Document excerpt:

Benford’s Law describes a curious phenomenon about the counterintuitive distribution of numbers in sets of non-random data:
A phenomenological law also called the first digit law, first digit phenomenon, or leading digit phenomenon. Benford’s law states that in listings, tables of statistics, etc., the digit 1 tends to occur with probability ~30%, much greater than the expected 11.1% (i.e., one digit out of 9). Benford’s law can be observed, for instance, by examining tables of logarithms and noting that the first pages are much more worn and smudged than later pages (Newcomb 1881). While Benford’s law unquestionably applies to many situations in the real world, a satisfactory explanation has been given only recently through the work of Hill (1996).
If you list all the countries in the world and their populations, 27% of the numbers will start with the digit 1. Only 3% of them will start with the digit 9. Something very similar holds if you look at the heights of the 60 tallest structures in the world — whether you measure in meters or in feet.
This phenomenon helps auditors detect fraud in things like taxes and elections, but it also connects up in striking ways to modern physics and mathematics (e.g., power laws in statistical distributions, as well as ergodic theory).
Benford’s Law often strikes people as unintuitive because it seems that every digit should have an equal opportunity to start country populations or heights of skyscrapers, like this:
This egalitarian intuition about leading digits turns out to be misleading. The situation where every digit is equally likely to start numbers is actually the anomalous one.
The fact that the nonuniform pattern is the common one was named for physicist Frank Benford, who, in 1938, showed that it holds in a wide variety of real lists of numbers (river lengths, molecular weights, street addresses, etc.) . But the fact was first discovered in 1881 by Simon Newcomb.

Data excerpts:
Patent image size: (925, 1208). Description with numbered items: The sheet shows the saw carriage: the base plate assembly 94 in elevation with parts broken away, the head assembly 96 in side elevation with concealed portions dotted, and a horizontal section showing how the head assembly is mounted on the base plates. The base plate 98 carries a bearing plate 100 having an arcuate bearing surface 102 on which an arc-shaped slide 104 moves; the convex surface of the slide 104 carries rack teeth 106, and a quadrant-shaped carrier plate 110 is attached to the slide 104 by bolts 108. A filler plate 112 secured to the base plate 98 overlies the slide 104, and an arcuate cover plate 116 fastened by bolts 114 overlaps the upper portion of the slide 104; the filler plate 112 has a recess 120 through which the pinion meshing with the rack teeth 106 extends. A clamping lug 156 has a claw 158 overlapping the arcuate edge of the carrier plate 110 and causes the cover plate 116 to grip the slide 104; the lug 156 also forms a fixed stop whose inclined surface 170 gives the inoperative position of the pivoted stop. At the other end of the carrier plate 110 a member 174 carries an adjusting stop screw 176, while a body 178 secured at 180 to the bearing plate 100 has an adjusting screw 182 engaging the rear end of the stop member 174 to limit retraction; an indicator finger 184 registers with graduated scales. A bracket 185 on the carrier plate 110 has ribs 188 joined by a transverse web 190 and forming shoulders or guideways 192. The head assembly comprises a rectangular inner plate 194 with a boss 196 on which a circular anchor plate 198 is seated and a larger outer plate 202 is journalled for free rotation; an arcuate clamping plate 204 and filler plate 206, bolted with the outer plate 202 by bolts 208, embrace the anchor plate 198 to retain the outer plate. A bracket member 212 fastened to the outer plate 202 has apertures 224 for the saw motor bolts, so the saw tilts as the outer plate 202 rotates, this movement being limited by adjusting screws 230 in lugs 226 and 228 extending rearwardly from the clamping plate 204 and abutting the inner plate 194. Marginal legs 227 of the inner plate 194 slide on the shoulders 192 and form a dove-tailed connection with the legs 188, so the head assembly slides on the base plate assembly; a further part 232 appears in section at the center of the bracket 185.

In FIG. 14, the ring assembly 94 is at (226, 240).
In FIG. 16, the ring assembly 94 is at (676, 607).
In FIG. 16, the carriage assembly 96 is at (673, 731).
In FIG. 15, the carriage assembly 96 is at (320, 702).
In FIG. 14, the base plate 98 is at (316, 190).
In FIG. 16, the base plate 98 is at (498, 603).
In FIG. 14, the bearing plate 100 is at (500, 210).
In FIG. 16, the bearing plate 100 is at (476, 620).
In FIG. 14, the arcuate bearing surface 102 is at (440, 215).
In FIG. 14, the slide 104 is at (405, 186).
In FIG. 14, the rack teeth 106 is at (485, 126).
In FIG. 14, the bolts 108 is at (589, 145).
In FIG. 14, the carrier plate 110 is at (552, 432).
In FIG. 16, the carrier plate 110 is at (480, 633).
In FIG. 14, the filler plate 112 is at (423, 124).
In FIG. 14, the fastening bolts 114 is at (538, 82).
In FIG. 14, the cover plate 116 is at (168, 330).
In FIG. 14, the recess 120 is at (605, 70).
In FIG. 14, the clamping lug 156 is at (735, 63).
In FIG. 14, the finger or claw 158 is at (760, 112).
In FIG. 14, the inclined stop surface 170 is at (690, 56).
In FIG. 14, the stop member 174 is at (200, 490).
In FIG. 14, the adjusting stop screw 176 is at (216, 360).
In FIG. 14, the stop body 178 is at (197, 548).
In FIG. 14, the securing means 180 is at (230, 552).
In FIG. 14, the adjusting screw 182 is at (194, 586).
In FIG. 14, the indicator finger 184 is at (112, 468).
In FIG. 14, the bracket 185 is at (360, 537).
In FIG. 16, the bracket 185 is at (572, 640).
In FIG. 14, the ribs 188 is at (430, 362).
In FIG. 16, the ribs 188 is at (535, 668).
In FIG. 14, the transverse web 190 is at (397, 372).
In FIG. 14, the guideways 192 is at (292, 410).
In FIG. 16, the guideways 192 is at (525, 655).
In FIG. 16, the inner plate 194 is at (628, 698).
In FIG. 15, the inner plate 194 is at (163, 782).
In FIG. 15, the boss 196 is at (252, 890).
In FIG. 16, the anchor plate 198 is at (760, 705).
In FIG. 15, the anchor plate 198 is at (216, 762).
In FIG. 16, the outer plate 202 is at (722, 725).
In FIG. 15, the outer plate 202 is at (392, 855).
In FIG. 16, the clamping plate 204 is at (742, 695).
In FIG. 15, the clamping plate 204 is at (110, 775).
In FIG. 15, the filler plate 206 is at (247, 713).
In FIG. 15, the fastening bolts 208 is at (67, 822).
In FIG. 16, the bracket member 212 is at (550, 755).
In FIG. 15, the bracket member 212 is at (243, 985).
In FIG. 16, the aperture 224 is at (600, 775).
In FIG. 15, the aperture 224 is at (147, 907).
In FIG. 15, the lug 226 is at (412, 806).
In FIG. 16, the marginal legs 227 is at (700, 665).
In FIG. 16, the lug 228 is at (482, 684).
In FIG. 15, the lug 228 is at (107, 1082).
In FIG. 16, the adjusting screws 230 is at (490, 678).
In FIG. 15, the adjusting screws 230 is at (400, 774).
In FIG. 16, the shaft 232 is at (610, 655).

The tasks:
(a) List every percentage figure that the Benford's Law text gives.
(b) Print the Benford's Law text from "The fact that" to "by Simon Newcomb." word for word.

Expected responses:
(a) ~30%, 11.1%, 27%, 3%

(b)
The fact that the nonuniform pattern is the common one was named for physicist Frank Benford, who, in 1938, showed that it holds in a wide variety of real lists of numbers (river lengths, molecular weights, street addresses, etc.) . But the fact was first discovered in 1881 by Simon Newcomb.